→ **MATERIALS PROVIDED**:

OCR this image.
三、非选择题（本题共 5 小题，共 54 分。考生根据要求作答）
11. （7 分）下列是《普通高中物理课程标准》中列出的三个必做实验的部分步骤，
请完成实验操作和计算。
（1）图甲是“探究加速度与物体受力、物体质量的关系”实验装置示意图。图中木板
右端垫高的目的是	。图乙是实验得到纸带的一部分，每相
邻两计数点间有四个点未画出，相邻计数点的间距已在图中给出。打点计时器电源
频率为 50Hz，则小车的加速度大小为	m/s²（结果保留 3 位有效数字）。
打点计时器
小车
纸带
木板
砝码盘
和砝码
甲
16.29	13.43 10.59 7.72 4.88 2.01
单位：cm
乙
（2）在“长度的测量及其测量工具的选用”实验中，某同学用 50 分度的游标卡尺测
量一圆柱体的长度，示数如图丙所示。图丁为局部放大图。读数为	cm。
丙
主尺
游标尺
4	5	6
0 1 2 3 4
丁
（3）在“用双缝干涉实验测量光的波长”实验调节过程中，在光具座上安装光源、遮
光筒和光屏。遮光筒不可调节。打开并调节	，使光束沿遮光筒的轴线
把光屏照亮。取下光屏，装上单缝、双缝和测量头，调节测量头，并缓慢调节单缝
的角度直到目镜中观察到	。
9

→ **PROBLEM**: Reproduce each record exactly as it appears.

→ **FINAL ANSWER**:
OCR this image.
三、非选择题（本题共 5 小题，共 54 分。考生根据要求作答）
11. （7 分）下列是《普通高中物理课程标准》中列出的三个必做实验的部分步骤，
请完成实验操作和计算。
（1）图甲是“探究加速度与物体受力、物体质量的关系”实验装置示意图。图中木板
右端垫高的目的是	。图乙是实验得到纸带的一部分，每相
邻两计数点间有四个点未画出，相邻计数点的间距已在图中给出。打点计时器电源
频率为 50Hz，则小车的加速度大小为	m/s²（结果保留 3 位有效数字）。
打点计时器
小车
纸带
木板
砝码盘
和砝码
甲
16.29	13.43 10.59 7.72 4.88 2.01
单位：cm
乙
（2）在“长度的测量及其测量工具的选用”实验中，某同学用 50 分度的游标卡尺测
量一圆柱体的长度，示数如图丙所示。图丁为局部放大图。读数为	cm。
丙
主尺
游标尺
4	5	6
0 1 2 3 4
丁
（3）在“用双缝干涉实验测量光的波长”实验调节过程中，在光具座上安装光源、遮
光筒和光屏。遮光筒不可调节。打开并调节	，使光束沿遮光筒的轴线
把光屏照亮。取下光屏，装上单缝、双缝和测量头，调节测量头，并缓慢调节单缝
的角度直到目镜中观察到	。
9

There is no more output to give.